* START Supplied text *

Can someone tell me (mathematically) the difference between a power law decay and an exponential decay.

I know that exponential decay is ${\displaystyle A_{0}\times A^{-kt}}$ 

Ohanian 22:12, 10 July 2006 (UTC)[reply]

Yes, exponential decay is when the time variable is an exponent, as you demonstrated above. A power law decay is when the time variable is raised to a power (i.e. y = t^.5). The difference is that exponential decay decreases at a fixed rate, regardless of the amount of the decaying substance (e.g. time) whereas power law decay decreases at a changing rate. Compare the derivatives of the two to see what I mean. 128.197.81.223 22:21, 10 July 2006 (UTC)[reply]

Are you saying that

Power Law Decay is ${\displaystyle B_{0}\times t^{k}}$  where ${\displaystyle 0<k<1}$ 

But that is not a decay because the amount gets bigger and bigger over time.

Ohanian 22:26, 10 July 2006 (UTC)[reply]

I am indeed. For more information see power law. 128.197.81.223 22:30, 10 July 2006 (UTC)[reply]

Oops, the answers below are more correct, I made a typo then misread your response. Sorry! 128.197.81.223 15:09, 11 July 2006 (UTC)[reply]

I was always under the impression that exponential decay/growth took the form:

${\displaystyle x=x_{0}e^{kt}\quad \equiv \quad x=x_{0}\,{e^{c}}^{{\frac {k}{c}}t}\quad \equiv \quad x=x_{0}\,A^{{\frac {k}{c}}t}\quad \equiv \quad x=x_{0}\,A^{Kt}}$ 

where x is a quantity, x₀ is initial quantity, and k is a constant. If k<0, it is decay, and if k>0, it is growth. However, I think the link to power law is correct, but for decay, k<0. Then we would get something like:

${\displaystyle x={\frac {a}{t^{k}}}}$ 

where in this case k>0. But same thing, really. You will see that the one above will decay.

I might be wrong... x42bn6 Talk 02:56, 11 July 2006 (UTC)[reply]

Yes, x42bn6 has it right (unless I am myself mistaken). An exponential law would be (anything asymptotical to) ${\displaystyle x=x_{0}e^{kt}}$ , a power law would be ${\displaystyle x=At^{k}}$ . In both cases, for k>0 it's growth, k=0 it's constant, and k<0 is decay. Examples: The amout of radioactive isotopes in a sample decreases exponentially with time. The gravitational force between a planet and a projectile with positive total energy (assuming these are the only objects in the universe) decreases quadratically (power law with k=-2). Of course, for both growth and decay, an exponential law is much faster (after enough time) than a power law. -- Meni Rosenfeld (talk) 07:44, 11 July 2006 (UTC)[reply]

Suppose k is a positive integer; then 1⁄k is a positive value less than 1, and T^1/k is the k-th root of T. As T increases, so do all its roots, so this would not be decay. However, if T is always positive then T^(−k) is (1⁄T)^k, which does decrease as T increases. Therefore T^(−k) is a power-law decay, just as e^(−T) is an exponential decay.

* END Supplied text *

__Given problem 1__: Reproduce everything in the records from the line containing "series-lines <box>158 27 557 423</box>" down to the end of the records, omitting the pictures.

* START Information given *

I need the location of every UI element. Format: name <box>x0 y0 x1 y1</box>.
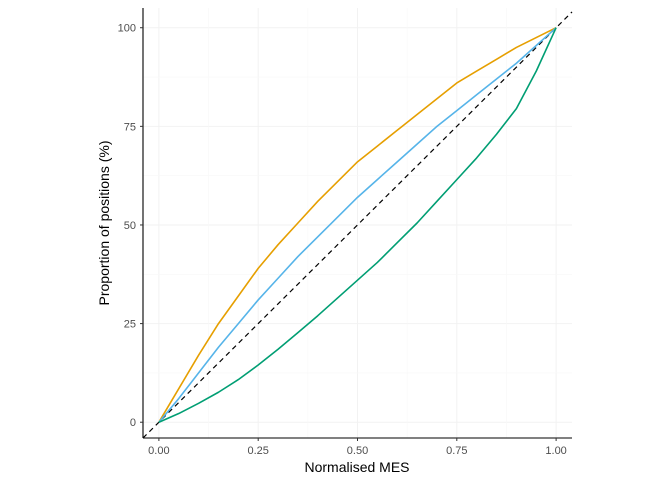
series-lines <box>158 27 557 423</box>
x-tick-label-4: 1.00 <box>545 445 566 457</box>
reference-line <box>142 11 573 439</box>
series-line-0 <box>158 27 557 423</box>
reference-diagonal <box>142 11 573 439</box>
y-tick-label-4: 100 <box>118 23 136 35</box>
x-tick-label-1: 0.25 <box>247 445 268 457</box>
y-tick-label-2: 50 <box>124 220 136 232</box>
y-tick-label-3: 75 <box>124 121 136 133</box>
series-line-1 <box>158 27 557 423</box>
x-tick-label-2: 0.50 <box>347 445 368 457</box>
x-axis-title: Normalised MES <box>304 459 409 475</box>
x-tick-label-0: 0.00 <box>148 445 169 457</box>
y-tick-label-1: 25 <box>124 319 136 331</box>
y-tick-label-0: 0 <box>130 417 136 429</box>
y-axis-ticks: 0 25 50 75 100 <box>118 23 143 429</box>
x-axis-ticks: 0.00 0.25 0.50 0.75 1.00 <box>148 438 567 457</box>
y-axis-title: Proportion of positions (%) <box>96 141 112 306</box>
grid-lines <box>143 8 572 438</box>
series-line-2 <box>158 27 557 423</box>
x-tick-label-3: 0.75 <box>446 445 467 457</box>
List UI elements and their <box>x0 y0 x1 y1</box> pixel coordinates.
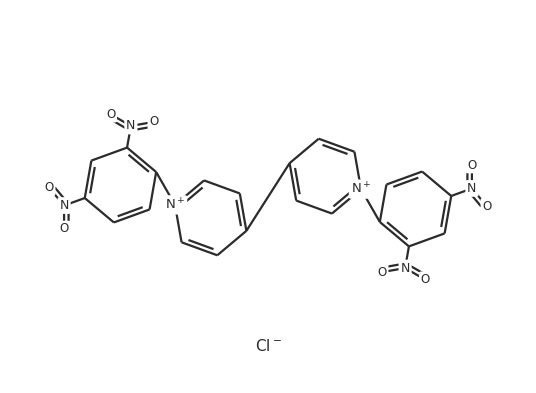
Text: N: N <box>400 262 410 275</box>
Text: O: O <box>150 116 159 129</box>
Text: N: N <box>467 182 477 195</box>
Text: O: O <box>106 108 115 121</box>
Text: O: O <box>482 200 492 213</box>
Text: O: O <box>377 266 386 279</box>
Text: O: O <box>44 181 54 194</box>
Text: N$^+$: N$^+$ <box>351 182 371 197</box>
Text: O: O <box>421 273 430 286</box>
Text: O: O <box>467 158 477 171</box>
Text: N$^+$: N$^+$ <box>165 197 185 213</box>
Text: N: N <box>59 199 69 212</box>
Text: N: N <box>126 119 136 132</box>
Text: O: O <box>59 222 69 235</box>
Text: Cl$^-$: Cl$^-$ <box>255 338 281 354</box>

* END Information given *

__Given problem 2__: Transcribe the discussion of power law and exponential decay, taking everything from "Oops, the answers" down to "above will decay.".

__Correct answer 1__:
series-lines <box>158 27 557 423</box>
x-tick-label-4: 1.00 <box>545 445 566 457</box>
reference-line <box>142 11 573 439</box>
series-line-0 <box>158 27 557 423</box>
reference-diagonal <box>142 11 573 439</box>
y-tick-label-4: 100 <box>118 23 136 35</box>
x-tick-label-1: 0.25 <box>247 445 268 457</box>
y-tick-label-2: 50 <box>124 220 136 232</box>
y-tick-label-3: 75 <box>124 121 136 133</box>
series-line-1 <box>158 27 557 423</box>
x-tick-label-2: 0.50 <box>347 445 368 457</box>
x-axis-title: Normalised MES <box>304 459 409 475</box>
x-tick-label-0: 0.00 <box>148 445 169 457</box>
y-tick-label-1: 25 <box>124 319 136 331</box>
y-tick-label-0: 0 <box>130 417 136 429</box>
y-axis-ticks: 0 25 50 75 100 <box>118 23 143 429</box>
x-axis-ticks: 0.00 0.25 0.50 0.75 1.00 <box>148 438 567 457</box>
y-axis-title: Proportion of positions (%) <box>96 141 112 306</box>
grid-lines <box>143 8 572 438</box>
series-line-2 <box>158 27 557 423</box>
x-tick-label-3: 0.75 <box>446 445 467 457</box>
List UI elements and their <box>x0 y0 x1 y1</box> pixel coordinates.
Text: N: N <box>400 262 410 275</box>
Text: O: O <box>150 116 159 129</box>
Text: N: N <box>467 182 477 195</box>
Text: O: O <box>106 108 115 121</box>
Text: O: O <box>482 200 492 213</box>
Text: O: O <box>377 266 386 279</box>
Text: O: O <box>44 181 54 194</box>
Text: N$^+$: N$^+$ <box>351 182 371 197</box>
Text: O: O <box>421 273 430 286</box>
Text: O: O <box>467 158 477 171</box>
Text: N$^+$: N$^+$ <box>165 197 185 213</box>
Text: N: N <box>59 199 69 212</box>
Text: N: N <box>126 119 136 132</box>
Text: O: O <box>59 222 69 235</box>
Text: Cl$^-$: Cl$^-$ <box>255 338 281 354</box>

__Correct answer 2__:
Oops, the answers below are more correct, I made a typo then misread your response. Sorry! 128.197.81.223 15:09, 11 July 2006 (UTC)[reply]

I was always under the impression that exponential decay/growth took the form:

${\displaystyle x=x_{0}e^{kt}\quad \equiv \quad x=x_{0}\,{e^{c}}^{{\frac {k}{c}}t}\quad \equiv \quad x=x_{0}\,A^{{\frac {k}{c}}t}\quad \equiv \quad x=x_{0}\,A^{Kt}}$ 

where x is a quantity, x₀ is initial quantity, and k is a constant. If k<0, it is decay, and if k>0, it is growth. However, I think the link to power law is correct, but for decay, k<0. Then we would get something like:

${\displaystyle x={\frac {a}{t^{k}}}}$ 

where in this case k>0. But same thing, really. You will see that the one above will decay.